(Saved entries)
-- Begin --

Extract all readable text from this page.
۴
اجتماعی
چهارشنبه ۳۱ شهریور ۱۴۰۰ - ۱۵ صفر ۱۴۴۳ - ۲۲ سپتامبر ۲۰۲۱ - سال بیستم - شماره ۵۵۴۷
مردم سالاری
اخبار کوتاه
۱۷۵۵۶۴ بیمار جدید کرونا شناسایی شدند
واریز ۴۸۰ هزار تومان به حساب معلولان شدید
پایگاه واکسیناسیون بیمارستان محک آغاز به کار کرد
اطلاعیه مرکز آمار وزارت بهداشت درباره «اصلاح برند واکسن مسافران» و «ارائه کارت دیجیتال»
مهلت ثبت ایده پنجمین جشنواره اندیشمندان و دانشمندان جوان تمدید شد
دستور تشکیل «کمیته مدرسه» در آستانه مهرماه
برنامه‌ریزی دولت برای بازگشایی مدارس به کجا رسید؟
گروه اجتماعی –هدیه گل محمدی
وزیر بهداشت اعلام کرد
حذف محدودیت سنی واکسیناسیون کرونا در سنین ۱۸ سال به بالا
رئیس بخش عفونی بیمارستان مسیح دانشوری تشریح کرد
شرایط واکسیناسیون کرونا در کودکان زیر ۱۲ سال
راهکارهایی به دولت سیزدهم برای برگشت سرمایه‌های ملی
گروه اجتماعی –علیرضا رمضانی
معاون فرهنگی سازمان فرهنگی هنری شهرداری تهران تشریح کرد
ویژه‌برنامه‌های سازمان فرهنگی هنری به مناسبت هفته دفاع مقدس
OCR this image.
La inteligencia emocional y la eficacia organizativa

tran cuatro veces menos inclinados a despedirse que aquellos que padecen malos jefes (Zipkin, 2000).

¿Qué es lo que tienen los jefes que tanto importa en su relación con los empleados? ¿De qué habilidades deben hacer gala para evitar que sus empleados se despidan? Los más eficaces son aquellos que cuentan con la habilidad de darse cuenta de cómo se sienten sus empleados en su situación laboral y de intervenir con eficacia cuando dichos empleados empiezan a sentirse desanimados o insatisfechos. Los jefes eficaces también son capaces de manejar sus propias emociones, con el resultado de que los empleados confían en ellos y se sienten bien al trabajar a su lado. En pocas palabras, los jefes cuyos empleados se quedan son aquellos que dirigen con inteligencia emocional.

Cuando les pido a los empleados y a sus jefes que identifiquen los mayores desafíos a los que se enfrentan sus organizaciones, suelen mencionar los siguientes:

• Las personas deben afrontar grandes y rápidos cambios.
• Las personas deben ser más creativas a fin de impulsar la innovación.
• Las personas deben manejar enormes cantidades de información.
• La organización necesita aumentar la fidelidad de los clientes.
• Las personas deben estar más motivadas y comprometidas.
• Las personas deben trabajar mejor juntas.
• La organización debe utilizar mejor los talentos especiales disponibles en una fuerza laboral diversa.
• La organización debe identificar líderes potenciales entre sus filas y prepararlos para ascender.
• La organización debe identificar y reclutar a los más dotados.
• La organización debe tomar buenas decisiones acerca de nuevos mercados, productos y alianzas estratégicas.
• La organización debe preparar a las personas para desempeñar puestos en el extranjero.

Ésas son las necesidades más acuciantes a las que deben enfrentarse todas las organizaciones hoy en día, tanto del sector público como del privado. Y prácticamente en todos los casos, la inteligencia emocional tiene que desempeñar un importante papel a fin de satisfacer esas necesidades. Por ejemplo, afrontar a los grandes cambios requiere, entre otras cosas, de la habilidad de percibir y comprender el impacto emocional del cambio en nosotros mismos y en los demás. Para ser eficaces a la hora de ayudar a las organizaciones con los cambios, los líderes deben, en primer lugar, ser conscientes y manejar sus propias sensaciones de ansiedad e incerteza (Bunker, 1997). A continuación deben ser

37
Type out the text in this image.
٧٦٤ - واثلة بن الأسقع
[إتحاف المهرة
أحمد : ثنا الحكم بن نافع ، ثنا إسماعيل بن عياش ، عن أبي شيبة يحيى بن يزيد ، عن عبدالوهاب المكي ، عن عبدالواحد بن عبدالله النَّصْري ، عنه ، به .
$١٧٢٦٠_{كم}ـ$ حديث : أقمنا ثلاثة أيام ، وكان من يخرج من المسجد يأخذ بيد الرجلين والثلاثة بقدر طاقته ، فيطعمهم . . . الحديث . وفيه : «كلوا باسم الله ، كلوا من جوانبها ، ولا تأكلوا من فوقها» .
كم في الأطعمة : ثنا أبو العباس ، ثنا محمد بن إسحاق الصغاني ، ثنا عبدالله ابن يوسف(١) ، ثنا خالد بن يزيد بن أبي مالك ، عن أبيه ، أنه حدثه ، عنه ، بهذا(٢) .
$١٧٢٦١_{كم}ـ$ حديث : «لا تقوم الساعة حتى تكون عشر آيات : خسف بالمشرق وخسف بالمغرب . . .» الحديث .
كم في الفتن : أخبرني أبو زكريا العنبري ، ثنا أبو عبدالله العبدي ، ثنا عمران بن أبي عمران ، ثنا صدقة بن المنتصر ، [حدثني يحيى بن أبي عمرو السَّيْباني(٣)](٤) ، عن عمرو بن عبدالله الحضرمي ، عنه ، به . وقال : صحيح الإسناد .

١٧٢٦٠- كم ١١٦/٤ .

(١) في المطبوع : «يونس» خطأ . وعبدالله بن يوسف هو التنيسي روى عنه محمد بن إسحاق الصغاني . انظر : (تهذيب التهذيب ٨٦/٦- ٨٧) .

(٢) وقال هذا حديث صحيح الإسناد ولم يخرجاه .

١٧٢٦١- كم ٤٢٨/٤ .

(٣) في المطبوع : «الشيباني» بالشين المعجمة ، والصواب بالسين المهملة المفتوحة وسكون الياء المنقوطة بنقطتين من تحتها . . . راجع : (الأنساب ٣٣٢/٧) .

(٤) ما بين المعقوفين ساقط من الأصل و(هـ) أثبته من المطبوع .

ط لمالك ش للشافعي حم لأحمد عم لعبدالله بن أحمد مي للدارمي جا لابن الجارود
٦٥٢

-- End --

▶ **DIRECTIVE**
Pull out each record as written and restate it exactly.

▶ **EXPECTED ANSWER**
Extract all readable text from this page.
۴
اجتماعی
چهارشنبه ۳۱ شهریور ۱۴۰۰ - ۱۵ صفر ۱۴۴۳ - ۲۲ سپتامبر ۲۰۲۱ - سال بیستم - شماره ۵۵۴۷
مردم سالاری
اخبار کوتاه
۱۷۵۵۶۴ بیمار جدید کرونا شناسایی شدند
واریز ۴۸۰ هزار تومان به حساب معلولان شدید
پایگاه واکسیناسیون بیمارستان محک آغاز به کار کرد
اطلاعیه مرکز آمار وزارت بهداشت درباره «اصلاح برند واکسن مسافران» و «ارائه کارت دیجیتال»
مهلت ثبت ایده پنجمین جشنواره اندیشمندان و دانشمندان جوان تمدید شد
دستور تشکیل «کمیته مدرسه» در آستانه مهرماه
برنامه‌ریزی دولت برای بازگشایی مدارس به کجا رسید؟
گروه اجتماعی –هدیه گل محمدی
وزیر بهداشت اعلام کرد
حذف محدودیت سنی واکسیناسیون کرونا در سنین ۱۸ سال به بالا
رئیس بخش عفونی بیمارستان مسیح دانشوری تشریح کرد
شرایط واکسیناسیون کرونا در کودکان زیر ۱۲ سال
راهکارهایی به دولت سیزدهم برای برگشت سرمایه‌های ملی
گروه اجتماعی –علیرضا رمضانی
معاون فرهنگی سازمان فرهنگی هنری شهرداری تهران تشریح کرد
ویژه‌برنامه‌های سازمان فرهنگی هنری به مناسبت هفته دفاع مقدس
OCR this image.
La inteligencia emocional y la eficacia organizativa

tran cuatro veces menos inclinados a despedirse que aquellos que padecen malos jefes (Zipkin, 2000).

¿Qué es lo que tienen los jefes que tanto importa en su relación con los empleados? ¿De qué habilidades deben hacer gala para evitar que sus empleados se despidan? Los más eficaces son aquellos que cuentan con la habilidad de darse cuenta de cómo se sienten sus empleados en su situación laboral y de intervenir con eficacia cuando dichos empleados empiezan a sentirse desanimados o insatisfechos. Los jefes eficaces también son capaces de manejar sus propias emociones, con el resultado de que los empleados confían en ellos y se sienten bien al trabajar a su lado. En pocas palabras, los jefes cuyos empleados se quedan son aquellos que dirigen con inteligencia emocional.

Cuando les pido a los empleados y a sus jefes que identifiquen los mayores desafíos a los que se enfrentan sus organizaciones, suelen mencionar los siguientes:

• Las personas deben afrontar grandes y rápidos cambios.
• Las personas deben ser más creativas a fin de impulsar la innovación.
• Las personas deben manejar enormes cantidades de información.
• La organización necesita aumentar la fidelidad de los clientes.
• Las personas deben estar más motivadas y comprometidas.
• Las personas deben trabajar mejor juntas.
• La organización debe utilizar mejor los talentos especiales disponibles en una fuerza laboral diversa.
• La organización debe identificar líderes potenciales entre sus filas y prepararlos para ascender.
• La organización debe identificar y reclutar a los más dotados.
• La organización debe tomar buenas decisiones acerca de nuevos mercados, productos y alianzas estratégicas.
• La organización debe preparar a las personas para desempeñar puestos en el extranjero.

Ésas son las necesidades más acuciantes a las que deben enfrentarse todas las organizaciones hoy en día, tanto del sector público como del privado. Y prácticamente en todos los casos, la inteligencia emocional tiene que desempeñar un importante papel a fin de satisfacer esas necesidades. Por ejemplo, afrontar a los grandes cambios requiere, entre otras cosas, de la habilidad de percibir y comprender el impacto emocional del cambio en nosotros mismos y en los demás. Para ser eficaces a la hora de ayudar a las organizaciones con los cambios, los líderes deben, en primer lugar, ser conscientes y manejar sus propias sensaciones de ansiedad e incerteza (Bunker, 1997). A continuación deben ser

37
Type out the text in this image.
٧٦٤ - واثلة بن الأسقع
[إتحاف المهرة
أحمد : ثنا الحكم بن نافع ، ثنا إسماعيل بن عياش ، عن أبي شيبة يحيى بن يزيد ، عن عبدالوهاب المكي ، عن عبدالواحد بن عبدالله النَّصْري ، عنه ، به .
$١٧٢٦٠_{كم}ـ$ حديث : أقمنا ثلاثة أيام ، وكان من يخرج من المسجد يأخذ بيد الرجلين والثلاثة بقدر طاقته ، فيطعمهم . . . الحديث . وفيه : «كلوا باسم الله ، كلوا من جوانبها ، ولا تأكلوا من فوقها» .
كم في الأطعمة : ثنا أبو العباس ، ثنا محمد بن إسحاق الصغاني ، ثنا عبدالله ابن يوسف(١) ، ثنا خالد بن يزيد بن أبي مالك ، عن أبيه ، أنه حدثه ، عنه ، بهذا(٢) .
$١٧٢٦١_{كم}ـ$ حديث : «لا تقوم الساعة حتى تكون عشر آيات : خسف بالمشرق وخسف بالمغرب . . .» الحديث .
كم في الفتن : أخبرني أبو زكريا العنبري ، ثنا أبو عبدالله العبدي ، ثنا عمران بن أبي عمران ، ثنا صدقة بن المنتصر ، [حدثني يحيى بن أبي عمرو السَّيْباني(٣)](٤) ، عن عمرو بن عبدالله الحضرمي ، عنه ، به . وقال : صحيح الإسناد .

١٧٢٦٠- كم ١١٦/٤ .

(١) في المطبوع : «يونس» خطأ . وعبدالله بن يوسف هو التنيسي روى عنه محمد بن إسحاق الصغاني . انظر : (تهذيب التهذيب ٨٦/٦- ٨٧) .

(٢) وقال هذا حديث صحيح الإسناد ولم يخرجاه .

١٧٢٦١- كم ٤٢٨/٤ .

(٣) في المطبوع : «الشيباني» بالشين المعجمة ، والصواب بالسين المهملة المفتوحة وسكون الياء المنقوطة بنقطتين من تحتها . . . راجع : (الأنساب ٣٣٢/٧) .

(٤) ما بين المعقوفين ساقط من الأصل و(هـ) أثبته من المطبوع .

ط لمالك ش للشافعي حم لأحمد عم لعبدالله بن أحمد مي للدارمي جا لابن الجارود
٦٥٢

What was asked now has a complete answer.